### WHAT YOU SHOULD DO
Set the data down again, exactly as it reads, but without the pictures.

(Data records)
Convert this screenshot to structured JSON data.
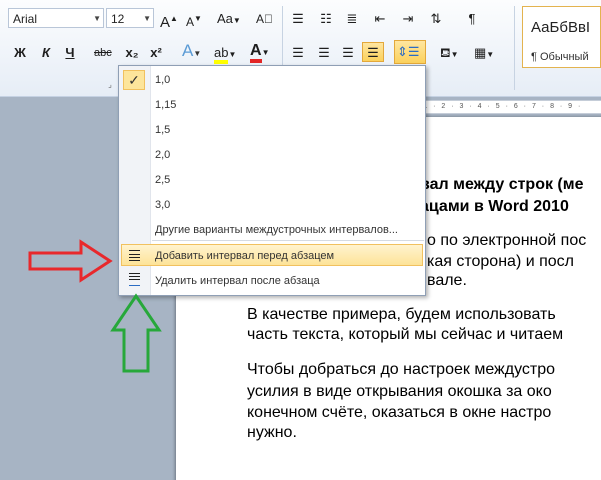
{
  "ribbon": {
    "font_name": "Arial",
    "font_size": "12",
    "grow_font": "A",
    "shrink_font": "A",
    "change_case": "Aa",
    "bold": "Ж",
    "italic": "К",
    "underline": "Ч",
    "strikethrough": "abc",
    "subscript": "x₂",
    "superscript": "x²",
    "text_effects": "A",
    "font_color": "A",
    "pilcrow": "¶",
    "styles": {
      "preview": "АаБбВвІ",
      "normal": "¶ Обычный"
    }
  },
  "ruler": {
    "text": "· 1 · 2 · 3 · 4 · 5 · 6 · 7 · 8 · 9 ·"
  },
  "menu": {
    "options": [
      "1,0",
      "1,15",
      "1,5",
      "2,0",
      "2,5",
      "3,0"
    ],
    "selected": "1,0",
    "more_options": "Другие варианты междустрочных интервалов...",
    "add_before": "Добавить интервал перед абзацем",
    "remove_after": "Удалить интервал после абзаца"
  },
  "document": {
    "heading_line1": "вал между строк (ме",
    "heading_line2": "ацами в Word 2010",
    "para1_line1": "о по электронной пос",
    "para1_line2": "кая сторона) и посл",
    "para1_line3": "вале.",
    "para2_line1": "В качестве примера, будем использовать",
    "para2_line2": "часть текста, который мы сейчас и читаем",
    "para3_line1": "Чтобы добраться до настроек междустро",
    "para3_line2": "усилия в виде открывания окошка за око",
    "para3_line3": "конечном счёте, оказаться в окне настро",
    "para3_line4": "нужно."
  },
  "colors": {
    "ribbon_bg": "#e6edf6",
    "highlight": "#fde398",
    "red_arrow": "#e8282c",
    "green_arrow": "#27a83a",
    "doc_bg": "#a7b4c4"
  }
}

### ANSWER TO THIS EXERCISE
Convert this screenshot to structured JSON data.
{
  "ribbon": {
    "font_name": "Arial",
    "font_size": "12",
    "grow_font": "A",
    "shrink_font": "A",
    "change_case": "Aa",
    "bold": "Ж",
    "italic": "К",
    "underline": "Ч",
    "strikethrough": "abc",
    "subscript": "x₂",
    "superscript": "x²",
    "text_effects": "A",
    "font_color": "A",
    "pilcrow": "¶",
    "styles": {
      "preview": "АаБбВвІ",
      "normal": "¶ Обычный"
    }
  },
  "ruler": {
    "text": "· 1 · 2 · 3 · 4 · 5 · 6 · 7 · 8 · 9 ·"
  },
  "menu": {
    "options": [
      "1,0",
      "1,15",
      "1,5",
      "2,0",
      "2,5",
      "3,0"
    ],
    "selected": "1,0",
    "more_options": "Другие варианты междустрочных интервалов...",
    "add_before": "Добавить интервал перед абзацем",
    "remove_after": "Удалить интервал после абзаца"
  },
  "document": {
    "heading_line1": "вал между строк (ме",
    "heading_line2": "ацами в Word 2010",
    "para1_line1": "о по электронной пос",
    "para1_line2": "кая сторона) и посл",
    "para1_line3": "вале.",
    "para2_line1": "В качестве примера, будем использовать",
    "para2_line2": "часть текста, который мы сейчас и читаем",
    "para3_line1": "Чтобы добраться до настроек междустро",
    "para3_line2": "усилия в виде открывания окошка за око",
    "para3_line3": "конечном счёте, оказаться в окне настро",
    "para3_line4": "нужно."
  },
  "colors": {
    "ribbon_bg": "#e6edf6",
    "highlight": "#fde398",
    "red_arrow": "#e8282c",
    "green_arrow": "#27a83a",
    "doc_bg": "#a7b4c4"
  }
}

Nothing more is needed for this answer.